WRITTEN PROBLEM: Skip the images. Copy the records exactly as written.
--------------------
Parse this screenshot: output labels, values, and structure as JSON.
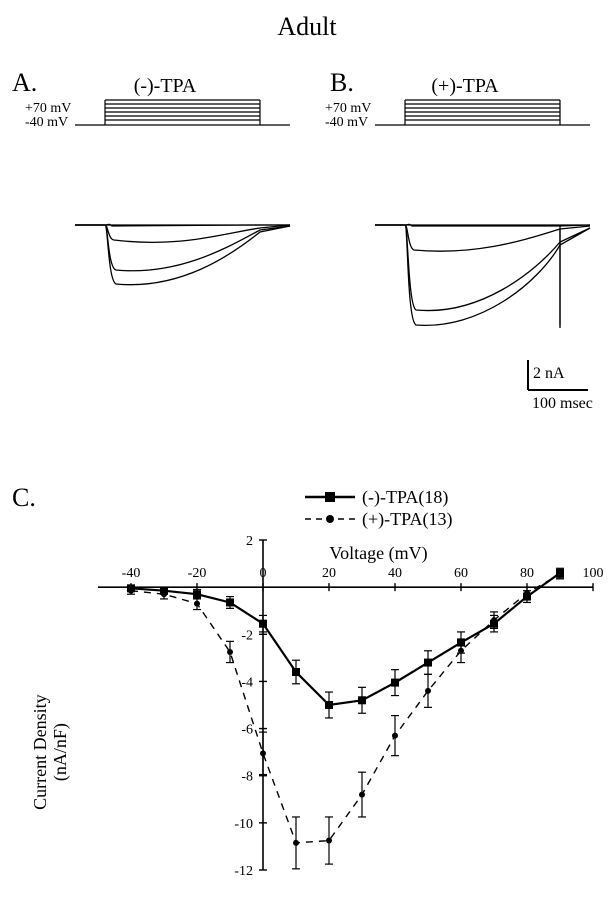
{
  "title": "Adult",
  "panels": {
    "A": {
      "letter": "A.",
      "label": "(-)-TPA",
      "v_hi": "+70 mV",
      "v_lo": "-40 mV"
    },
    "B": {
      "letter": "B.",
      "label": "(+)-TPA",
      "v_hi": "+70 mV",
      "v_lo": "-40 mV"
    },
    "C": {
      "letter": "C."
    }
  },
  "scalebar": {
    "y_label": "2 nA",
    "x_label": "100 msec"
  },
  "legend": {
    "series1": "(-)-TPA(18)",
    "series2": "(+)-TPA(13)"
  },
  "chartC": {
    "type": "line",
    "x_label": "Voltage (mV)",
    "y_label": "Current Density\n(nA/nF)",
    "label_fontsize": 16,
    "x_min": -50,
    "x_max": 100,
    "x_tick_step": 20,
    "y_min": -12,
    "y_max": 2,
    "y_tick_step": 2,
    "background_color": "#ffffff",
    "axis_color": "#000000",
    "series": [
      {
        "name": "(-)-TPA(18)",
        "color": "#000000",
        "marker": "square",
        "marker_size": 8,
        "line_style": "solid",
        "line_width": 2.2,
        "points": [
          [
            -40,
            -0.05
          ],
          [
            -30,
            -0.15
          ],
          [
            -20,
            -0.3
          ],
          [
            -10,
            -0.65
          ],
          [
            0,
            -1.55
          ],
          [
            10,
            -3.6
          ],
          [
            20,
            -5.0
          ],
          [
            30,
            -4.8
          ],
          [
            40,
            -4.05
          ],
          [
            50,
            -3.2
          ],
          [
            60,
            -2.35
          ],
          [
            70,
            -1.55
          ],
          [
            80,
            -0.4
          ],
          [
            90,
            0.6
          ]
        ],
        "errors": {
          "-40": 0.1,
          "-30": 0.15,
          "-20": 0.2,
          "-10": 0.25,
          "0": 0.35,
          "10": 0.5,
          "20": 0.55,
          "30": 0.55,
          "40": 0.55,
          "50": 0.5,
          "60": 0.45,
          "70": 0.35,
          "80": 0.25,
          "90": 0.2
        }
      },
      {
        "name": "(+)-TPA(13)",
        "color": "#000000",
        "marker": "circle",
        "marker_size": 6,
        "line_style": "dashed",
        "line_width": 1.4,
        "points": [
          [
            -40,
            -0.15
          ],
          [
            -30,
            -0.3
          ],
          [
            -20,
            -0.7
          ],
          [
            -10,
            -2.75
          ],
          [
            0,
            -7.05
          ],
          [
            10,
            -10.85
          ],
          [
            20,
            -10.75
          ],
          [
            30,
            -8.8
          ],
          [
            40,
            -6.3
          ],
          [
            50,
            -4.4
          ],
          [
            60,
            -2.7
          ],
          [
            70,
            -1.4
          ],
          [
            80,
            -0.25
          ],
          [
            90,
            0.55
          ]
        ],
        "errors": {
          "-40": 0.15,
          "-30": 0.2,
          "-20": 0.25,
          "-10": 0.45,
          "0": 0.9,
          "10": 1.1,
          "20": 1.0,
          "30": 0.95,
          "40": 0.85,
          "50": 0.7,
          "60": 0.5,
          "70": 0.35,
          "80": 0.25,
          "90": 0.2
        }
      }
    ]
  }
}
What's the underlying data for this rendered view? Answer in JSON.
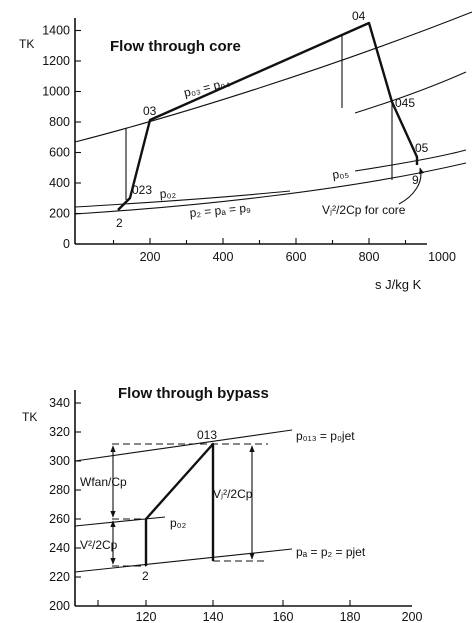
{
  "core": {
    "title": "Flow through core",
    "y_axis_label": "TK",
    "x_axis_label": "s  J/kg K",
    "y_ticks": [
      "0",
      "200",
      "400",
      "600",
      "800",
      "1000",
      "1200",
      "1400"
    ],
    "x_ticks": [
      "200",
      "400",
      "600",
      "800",
      "1000"
    ],
    "points": {
      "p03": "03",
      "p04": "04",
      "p023": "023",
      "p2": "2",
      "p045": "045",
      "p05": "05",
      "p9": "9"
    },
    "isobars": {
      "p03_p04": "p₀₃ = p₀₄",
      "p02": "p₀₂",
      "p2_pa_p9": "p₂ = pₐ = p₉",
      "p05": "p₀₅"
    },
    "annotation": "Vⱼ²/2Cp for core"
  },
  "bypass": {
    "title": "Flow through bypass",
    "y_axis_label": "TK",
    "y_ticks": [
      "200",
      "220",
      "240",
      "260",
      "280",
      "300",
      "320",
      "340"
    ],
    "x_ticks": [
      "120",
      "140",
      "160",
      "180",
      "200"
    ],
    "points": {
      "p013": "013",
      "p2": "2"
    },
    "isobars": {
      "p013_p0jet": "p₀₁₃ = p₀jet",
      "p02": "p₀₂",
      "pa_p2_pjet": "pₐ = p₂ = pjet"
    },
    "annotations": {
      "wfan": "Wfan/Cp",
      "v2_2cp": "V²/2Cp",
      "vj2_2cp": "Vⱼ²/2Cp"
    }
  }
}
--------------------
THE REPLY:
Parse this screenshot: output labels, values, and structure as JSON.
{
  "title": "Adult",
  "panels": {
    "A": {
      "letter": "A.",
      "label": "(-)-TPA",
      "v_hi": "+70 mV",
      "v_lo": "-40 mV"
    },
    "B": {
      "letter": "B.",
      "label": "(+)-TPA",
      "v_hi": "+70 mV",
      "v_lo": "-40 mV"
    },
    "C": {
      "letter": "C."
    }
  },
  "scalebar": {
    "y_label": "2 nA",
    "x_label": "100 msec"
  },
  "legend": {
    "series1": "(-)-TPA(18)",
    "series2": "(+)-TPA(13)"
  },
  "chartC": {
    "type": "line",
    "x_label": "Voltage (mV)",
    "y_label": "Current Density\n(nA/nF)",
    "label_fontsize": 16,
    "x_min": -50,
    "x_max": 100,
    "x_tick_step": 20,
    "y_min": -12,
    "y_max": 2,
    "y_tick_step": 2,
    "background_color": "#ffffff",
    "axis_color": "#000000",
    "series": [
      {
        "name": "(-)-TPA(18)",
        "color": "#000000",
        "marker": "square",
        "marker_size": 8,
        "line_style": "solid",
        "line_width": 2.2,
        "points": [
          [
            -40,
            -0.05
          ],
          [
            -30,
            -0.15
          ],
          [
            -20,
            -0.3
          ],
          [
            -10,
            -0.65
          ],
          [
            0,
            -1.55
          ],
          [
            10,
            -3.6
          ],
          [
            20,
            -5.0
          ],
          [
            30,
            -4.8
          ],
          [
            40,
            -4.05
          ],
          [
            50,
            -3.2
          ],
          [
            60,
            -2.35
          ],
          [
            70,
            -1.55
          ],
          [
            80,
            -0.4
          ],
          [
            90,
            0.6
          ]
        ],
        "errors": {
          "-40": 0.1,
          "-30": 0.15,
          "-20": 0.2,
          "-10": 0.25,
          "0": 0.35,
          "10": 0.5,
          "20": 0.55,
          "30": 0.55,
          "40": 0.55,
          "50": 0.5,
          "60": 0.45,
          "70": 0.35,
          "80": 0.25,
          "90": 0.2
        }
      },
      {
        "name": "(+)-TPA(13)",
        "color": "#000000",
        "marker": "circle",
        "marker_size": 6,
        "line_style": "dashed",
        "line_width": 1.4,
        "points": [
          [
            -40,
            -0.15
          ],
          [
            -30,
            -0.3
          ],
          [
            -20,
            -0.7
          ],
          [
            -10,
            -2.75
          ],
          [
            0,
            -7.05
          ],
          [
            10,
            -10.85
          ],
          [
            20,
            -10.75
          ],
          [
            30,
            -8.8
          ],
          [
            40,
            -6.3
          ],
          [
            50,
            -4.4
          ],
          [
            60,
            -2.7
          ],
          [
            70,
            -1.4
          ],
          [
            80,
            -0.25
          ],
          [
            90,
            0.55
          ]
        ],
        "errors": {
          "-40": 0.15,
          "-30": 0.2,
          "-20": 0.25,
          "-10": 0.45,
          "0": 0.9,
          "10": 1.1,
          "20": 1.0,
          "30": 0.95,
          "40": 0.85,
          "50": 0.7,
          "60": 0.5,
          "70": 0.35,
          "80": 0.25,
          "90": 0.2
        }
      }
    ]
  }
}
What's the underlying data for this rendered view? Answer in JSON.
{
  "core": {
    "title": "Flow through core",
    "y_axis_label": "TK",
    "x_axis_label": "s  J/kg K",
    "y_ticks": [
      "0",
      "200",
      "400",
      "600",
      "800",
      "1000",
      "1200",
      "1400"
    ],
    "x_ticks": [
      "200",
      "400",
      "600",
      "800",
      "1000"
    ],
    "points": {
      "p03": "03",
      "p04": "04",
      "p023": "023",
      "p2": "2",
      "p045": "045",
      "p05": "05",
      "p9": "9"
    },
    "isobars": {
      "p03_p04": "p₀₃ = p₀₄",
      "p02": "p₀₂",
      "p2_pa_p9": "p₂ = pₐ = p₉",
      "p05": "p₀₅"
    },
    "annotation": "Vⱼ²/2Cp for core"
  },
  "bypass": {
    "title": "Flow through bypass",
    "y_axis_label": "TK",
    "y_ticks": [
      "200",
      "220",
      "240",
      "260",
      "280",
      "300",
      "320",
      "340"
    ],
    "x_ticks": [
      "120",
      "140",
      "160",
      "180",
      "200"
    ],
    "points": {
      "p013": "013",
      "p2": "2"
    },
    "isobars": {
      "p013_p0jet": "p₀₁₃ = p₀jet",
      "p02": "p₀₂",
      "pa_p2_pjet": "pₐ = p₂ = pjet"
    },
    "annotations": {
      "wfan": "Wfan/Cp",
      "v2_2cp": "V²/2Cp",
      "vj2_2cp": "Vⱼ²/2Cp"
    }
  }
}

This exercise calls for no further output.